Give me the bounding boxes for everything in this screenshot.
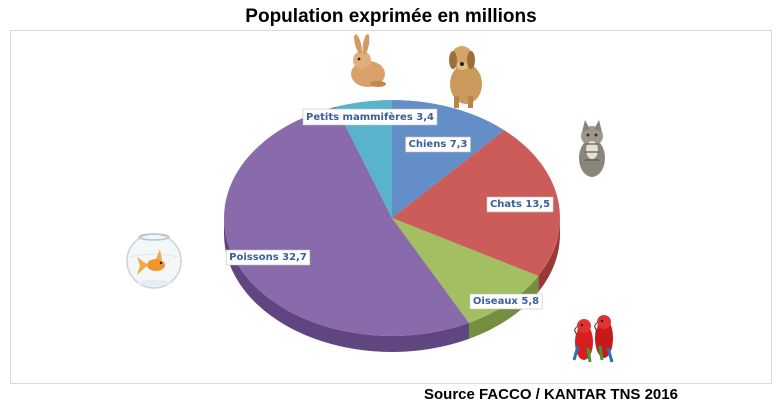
data-label-petits-mammifères: Petits mammifères 3,4 bbox=[302, 108, 438, 126]
data-label-box bbox=[486, 196, 554, 213]
data-label-oiseaux: Oiseaux 5,8 bbox=[469, 293, 543, 310]
data-label-text: Chiens 7,3 bbox=[409, 139, 468, 150]
slice-labels: Chiens 7,3 Chats 13,5 Oiseaux 5,8 Poissons … bbox=[225, 108, 554, 310]
dog-icon bbox=[449, 46, 482, 108]
source-note: Source FACCO / KANTAR TNS 2016 bbox=[424, 386, 678, 403]
data-label-box bbox=[302, 108, 438, 126]
pie-top-layer bbox=[223, 100, 561, 337]
slice-highlight bbox=[223, 106, 469, 337]
data-label-chiens: Chiens 7,3 bbox=[405, 136, 471, 153]
slice-petits-mammifères bbox=[335, 100, 392, 218]
plot-area-frame bbox=[10, 30, 772, 384]
data-label-text: Oiseaux 5,8 bbox=[473, 296, 539, 307]
goldfish-bowl-icon bbox=[126, 233, 182, 289]
slice-chiens bbox=[392, 100, 505, 218]
slice-chats bbox=[392, 130, 561, 276]
slice-highlight bbox=[392, 100, 505, 218]
parrot-icon bbox=[572, 315, 614, 363]
data-label-chats: Chats 13,5 bbox=[486, 196, 554, 213]
slice-highlight bbox=[392, 130, 561, 276]
data-label-poissons: Poissons 32,7 bbox=[225, 249, 311, 266]
data-label-text: Poissons 32,7 bbox=[229, 252, 307, 263]
rabbit-icon bbox=[351, 34, 386, 87]
cat-icon bbox=[579, 120, 605, 177]
data-label-box bbox=[405, 136, 471, 153]
slice-depth-chats bbox=[538, 218, 560, 292]
chart-title: Population exprimée en millions bbox=[245, 6, 537, 27]
data-label-box bbox=[469, 293, 543, 310]
data-label-text: Chats 13,5 bbox=[490, 199, 550, 210]
slice-poissons bbox=[223, 106, 469, 337]
slice-highlight bbox=[335, 100, 392, 218]
data-label-text: Petits mammifères 3,4 bbox=[306, 111, 434, 123]
data-label-box bbox=[225, 249, 311, 266]
slice-depth-poissons bbox=[224, 218, 469, 353]
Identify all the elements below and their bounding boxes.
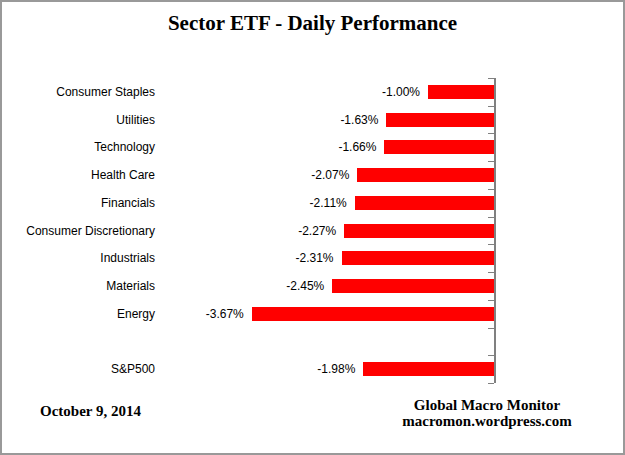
bar (332, 279, 494, 293)
axis-tick (488, 189, 494, 190)
category-label: Health Care (2, 167, 155, 183)
bar (386, 113, 494, 127)
axis-tick (488, 300, 494, 301)
category-label: Financials (2, 195, 155, 211)
bar (342, 251, 494, 265)
axis-tick (488, 244, 494, 245)
axis-tick (488, 133, 494, 134)
bar (384, 140, 494, 154)
axis-tick (488, 217, 494, 218)
category-label: Materials (2, 278, 155, 294)
axis-tick (488, 161, 494, 162)
axis-tick (488, 106, 494, 107)
category-label: Consumer Discretionary (2, 223, 155, 239)
axis-tick (488, 272, 494, 273)
footer-source-line1: Global Macro Monitor (362, 398, 612, 414)
axis-tick (488, 78, 494, 79)
value-label: -1.63% (298, 112, 378, 128)
value-label: -2.31% (254, 250, 334, 266)
footer-date: October 9, 2014 (40, 403, 141, 420)
category-label: Industrials (2, 250, 155, 266)
plot-area: Consumer Staples -1.00% Utilities -1.63% Tec… (2, 2, 625, 455)
bar (252, 307, 494, 321)
bar (357, 168, 494, 182)
category-label: Technology (2, 139, 155, 155)
category-label: Utilities (2, 112, 155, 128)
category-label: Consumer Staples (2, 84, 155, 100)
category-label: S&P500 (2, 361, 155, 377)
footer-source-line2: macromon.wordpress.com (362, 414, 612, 430)
value-label: -1.00% (340, 84, 420, 100)
bar (355, 196, 494, 210)
value-label: -2.11% (267, 195, 347, 211)
value-label: -1.98% (275, 361, 355, 377)
value-label: -3.67% (164, 306, 244, 322)
value-label: -2.45% (244, 278, 324, 294)
bar (363, 362, 494, 376)
axis-tick (488, 328, 494, 329)
value-label: -2.27% (256, 223, 336, 239)
axis-line (494, 78, 496, 383)
footer-source: Global Macro Monitor macromon.wordpress.… (362, 398, 612, 429)
axis-tick (488, 383, 494, 384)
value-label: -2.07% (269, 167, 349, 183)
axis-tick (488, 355, 494, 356)
bar (428, 85, 494, 99)
bar (344, 224, 494, 238)
value-label: -1.66% (296, 139, 376, 155)
chart-frame: Sector ETF - Daily Performance Consumer … (0, 0, 625, 455)
category-label: Energy (2, 306, 155, 322)
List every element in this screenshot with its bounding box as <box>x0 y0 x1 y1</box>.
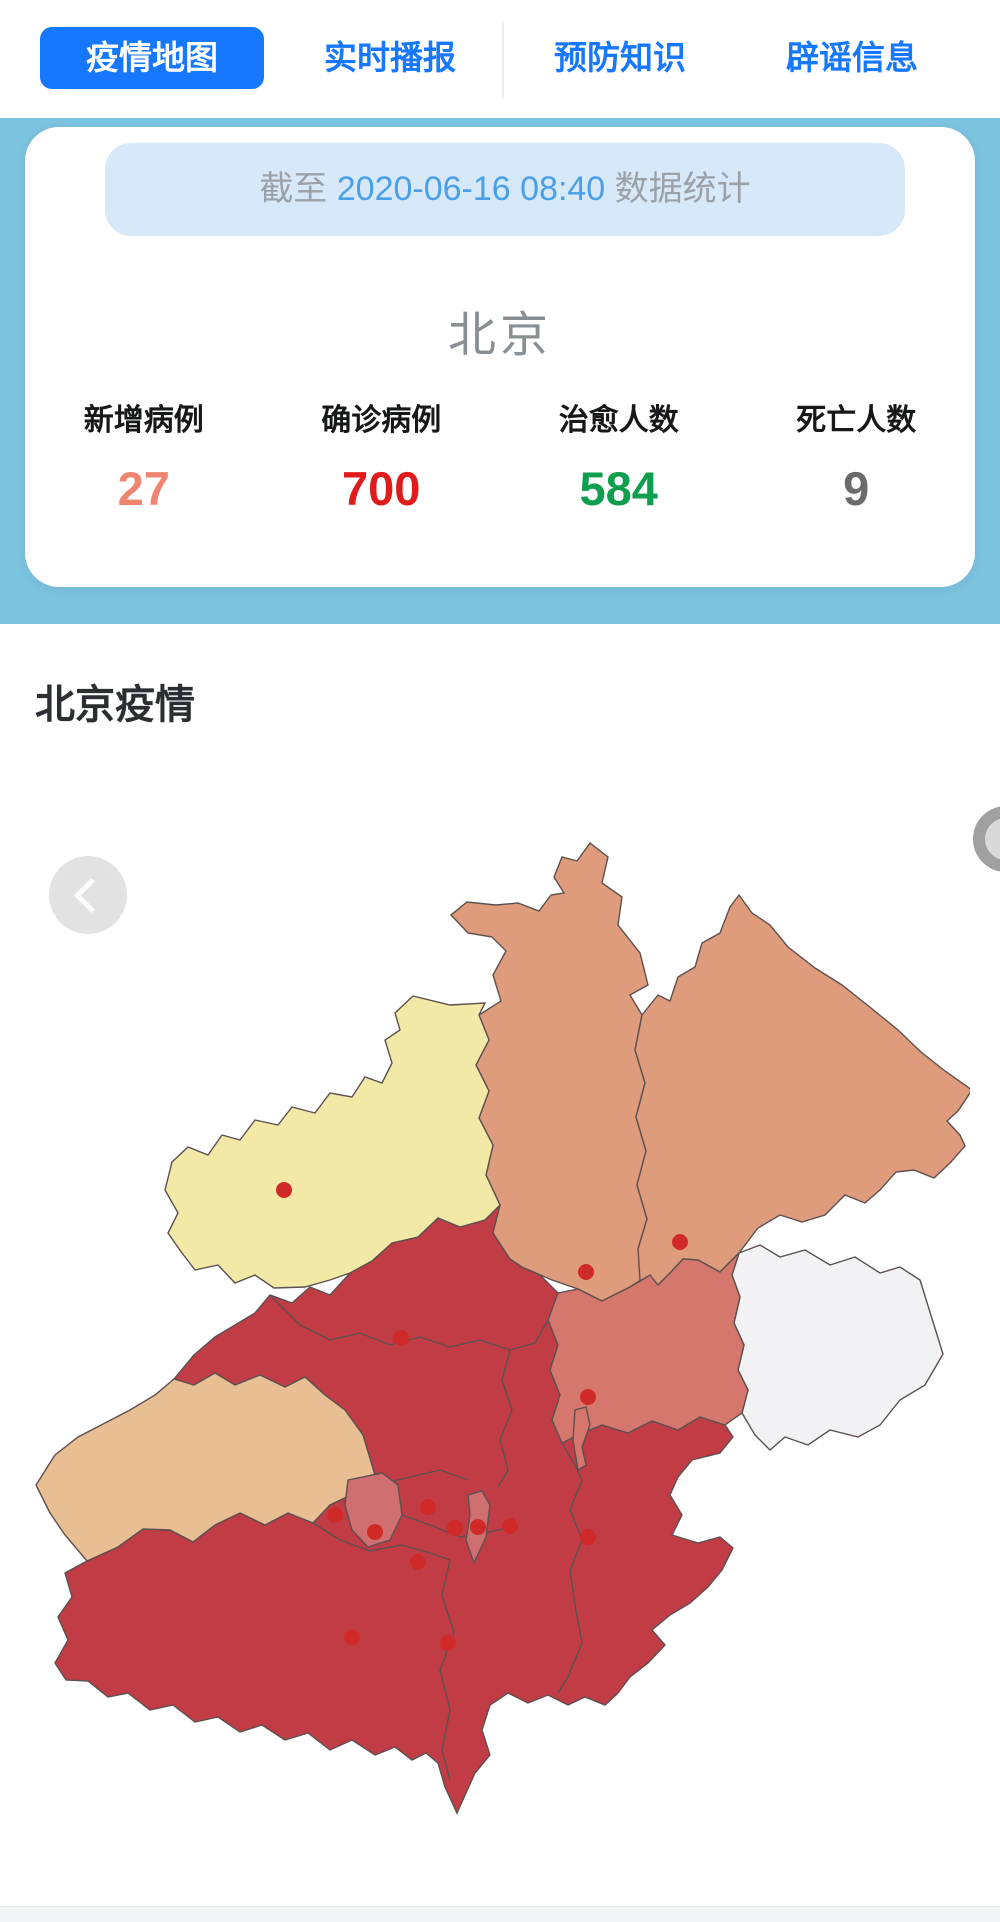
city-title: 北京 <box>447 309 552 362</box>
outbreak-dot <box>578 1264 594 1280</box>
map-region-center-east[interactable] <box>547 1252 749 1444</box>
map-patch-shijingshan[interactable] <box>344 1472 403 1548</box>
stat-cured-count: 治愈人数 584 <box>500 395 738 516</box>
timestamp-suffix: 数据统计 <box>614 170 751 208</box>
outbreak-dot <box>470 1519 486 1535</box>
stat-confirmed-cases: 确诊病例 700 <box>263 395 501 516</box>
map-region-northwest[interactable] <box>164 995 501 1289</box>
outbreak-dot <box>672 1234 688 1250</box>
outbreak-dot <box>440 1635 456 1651</box>
outbreak-dot <box>420 1499 436 1515</box>
stat-label: 治愈人数 <box>558 404 679 437</box>
map-section-title: 北京疫情 <box>35 683 195 727</box>
stat-label: 新增病例 <box>83 404 204 437</box>
stat-death-count: 死亡人数 9 <box>738 395 976 516</box>
section-divider <box>0 1906 1000 1922</box>
map-region-west[interactable] <box>35 1372 379 1562</box>
timestamp-prefix: 截至 <box>259 170 328 208</box>
map-region-north[interactable] <box>449 842 653 1302</box>
stat-value: 27 <box>117 462 170 515</box>
district-inner-borders <box>269 1294 583 1781</box>
tab-prevention-knowledge[interactable]: 预防知识 <box>554 39 686 76</box>
outbreak-dot <box>393 1330 409 1346</box>
stat-label: 确诊病例 <box>321 404 442 437</box>
outbreak-dot <box>502 1518 518 1534</box>
tab-divider <box>502 22 504 98</box>
outbreak-dot <box>276 1182 292 1198</box>
tab-epidemic-map[interactable]: 疫情地图 <box>40 27 264 89</box>
stat-new-cases: 新增病例 27 <box>25 395 263 516</box>
map-region-east[interactable] <box>731 1244 944 1451</box>
timestamp-datetime: 2020-06-16 08:40 <box>336 170 606 208</box>
outbreak-dot <box>344 1629 360 1645</box>
summary-card: 截至 2020-06-16 08:40 数据统计 北京 新增病例 27 确诊病例… <box>25 127 975 587</box>
outbreak-dot <box>367 1524 383 1540</box>
stat-value: 9 <box>843 462 870 515</box>
previous-map-button[interactable] <box>49 856 127 934</box>
chevron-left-icon <box>73 877 110 914</box>
stat-label: 死亡人数 <box>796 404 917 437</box>
stat-value: 700 <box>342 462 421 515</box>
outbreak-dot <box>580 1529 596 1545</box>
timestamp-pill: 截至 2020-06-16 08:40 数据统计 <box>105 143 905 236</box>
beijing-district-map <box>30 825 970 1835</box>
outbreak-dot <box>410 1554 426 1570</box>
outbreak-dot <box>447 1520 463 1536</box>
top-tab-bar: 疫情地图 实时播报 预防知识 辟谣信息 <box>0 0 1000 118</box>
map-patch-shunyi-notch[interactable] <box>572 1406 591 1472</box>
outbreak-dot <box>580 1389 596 1405</box>
outbreak-dot <box>327 1507 343 1523</box>
outbreak-dots <box>276 1182 688 1651</box>
stat-value: 584 <box>579 462 658 515</box>
stats-row: 新增病例 27 确诊病例 700 治愈人数 584 死亡人数 9 <box>25 395 975 516</box>
tab-rumor-refutation[interactable]: 辟谣信息 <box>786 39 918 76</box>
next-control-ring-icon[interactable] <box>973 806 1000 872</box>
tab-live-report[interactable]: 实时播报 <box>324 39 456 76</box>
^^^^^^^^
Reproduce word for word every line from the one containing "city-title: 北京 <box>447 309 552 362</box>" down to the one containing "timestamp-suffix: 数据统计 <box>614", including both of those lines.

_COMPLETED EXERCISE_
city-title: 北京 <box>447 309 552 362</box>
outbreak-dot <box>578 1264 594 1280</box>
map-region-center-east[interactable] <box>547 1252 749 1444</box>
map-patch-shijingshan[interactable] <box>344 1472 403 1548</box>
stat-cured-count: 治愈人数 584 <box>500 395 738 516</box>
timestamp-suffix: 数据统计 <box>614 170 751 208</box>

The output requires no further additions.